> _YOUR TASK_: Retype the records that come next, word for word.
------------------------------------------------------------
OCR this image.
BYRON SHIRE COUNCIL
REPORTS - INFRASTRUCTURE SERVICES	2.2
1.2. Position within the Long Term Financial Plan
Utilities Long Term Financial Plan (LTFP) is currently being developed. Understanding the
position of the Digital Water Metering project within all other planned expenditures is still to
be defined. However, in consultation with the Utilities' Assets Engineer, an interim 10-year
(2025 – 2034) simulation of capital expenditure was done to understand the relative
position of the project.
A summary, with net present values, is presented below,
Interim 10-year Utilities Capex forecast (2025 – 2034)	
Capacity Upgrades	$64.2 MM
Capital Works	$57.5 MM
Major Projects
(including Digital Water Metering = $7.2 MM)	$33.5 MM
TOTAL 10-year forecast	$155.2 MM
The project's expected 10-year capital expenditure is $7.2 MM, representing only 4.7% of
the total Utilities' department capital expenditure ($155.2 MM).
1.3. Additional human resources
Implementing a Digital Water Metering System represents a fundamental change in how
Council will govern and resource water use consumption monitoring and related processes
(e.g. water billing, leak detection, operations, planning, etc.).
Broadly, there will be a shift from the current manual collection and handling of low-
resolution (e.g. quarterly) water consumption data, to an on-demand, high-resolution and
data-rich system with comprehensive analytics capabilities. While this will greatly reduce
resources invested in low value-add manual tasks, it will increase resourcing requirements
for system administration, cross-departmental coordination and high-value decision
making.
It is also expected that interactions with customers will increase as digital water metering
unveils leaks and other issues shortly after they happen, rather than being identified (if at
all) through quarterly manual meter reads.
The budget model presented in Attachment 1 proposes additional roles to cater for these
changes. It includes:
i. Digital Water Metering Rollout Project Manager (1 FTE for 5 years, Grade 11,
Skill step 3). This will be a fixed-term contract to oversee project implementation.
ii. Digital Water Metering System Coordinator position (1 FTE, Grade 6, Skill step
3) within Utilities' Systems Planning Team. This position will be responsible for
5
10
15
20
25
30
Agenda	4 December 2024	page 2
------------------------------------------------------------
> _EXPECTED ANSWER_:
OCR this image.
BYRON SHIRE COUNCIL
REPORTS - INFRASTRUCTURE SERVICES	2.2
1.2. Position within the Long Term Financial Plan
Utilities Long Term Financial Plan (LTFP) is currently being developed. Understanding the
position of the Digital Water Metering project within all other planned expenditures is still to
be defined. However, in consultation with the Utilities' Assets Engineer, an interim 10-year
(2025 – 2034) simulation of capital expenditure was done to understand the relative
position of the project.
A summary, with net present values, is presented below,
Interim 10-year Utilities Capex forecast (2025 – 2034)	
Capacity Upgrades	$64.2 MM
Capital Works	$57.5 MM
Major Projects
(including Digital Water Metering = $7.2 MM)	$33.5 MM
TOTAL 10-year forecast	$155.2 MM
The project's expected 10-year capital expenditure is $7.2 MM, representing only 4.7% of
the total Utilities' department capital expenditure ($155.2 MM).
1.3. Additional human resources
Implementing a Digital Water Metering System represents a fundamental change in how
Council will govern and resource water use consumption monitoring and related processes
(e.g. water billing, leak detection, operations, planning, etc.).
Broadly, there will be a shift from the current manual collection and handling of low-
resolution (e.g. quarterly) water consumption data, to an on-demand, high-resolution and
data-rich system with comprehensive analytics capabilities. While this will greatly reduce
resources invested in low value-add manual tasks, it will increase resourcing requirements
for system administration, cross-departmental coordination and high-value decision
making.
It is also expected that interactions with customers will increase as digital water metering
unveils leaks and other issues shortly after they happen, rather than being identified (if at
all) through quarterly manual meter reads.
The budget model presented in Attachment 1 proposes additional roles to cater for these
changes. It includes:
i. Digital Water Metering Rollout Project Manager (1 FTE for 5 years, Grade 11,
Skill step 3). This will be a fixed-term contract to oversee project implementation.
ii. Digital Water Metering System Coordinator position (1 FTE, Grade 6, Skill step
3) within Utilities' Systems Planning Team. This position will be responsible for
5
10
15
20
25
30
Agenda	4 December 2024	page 2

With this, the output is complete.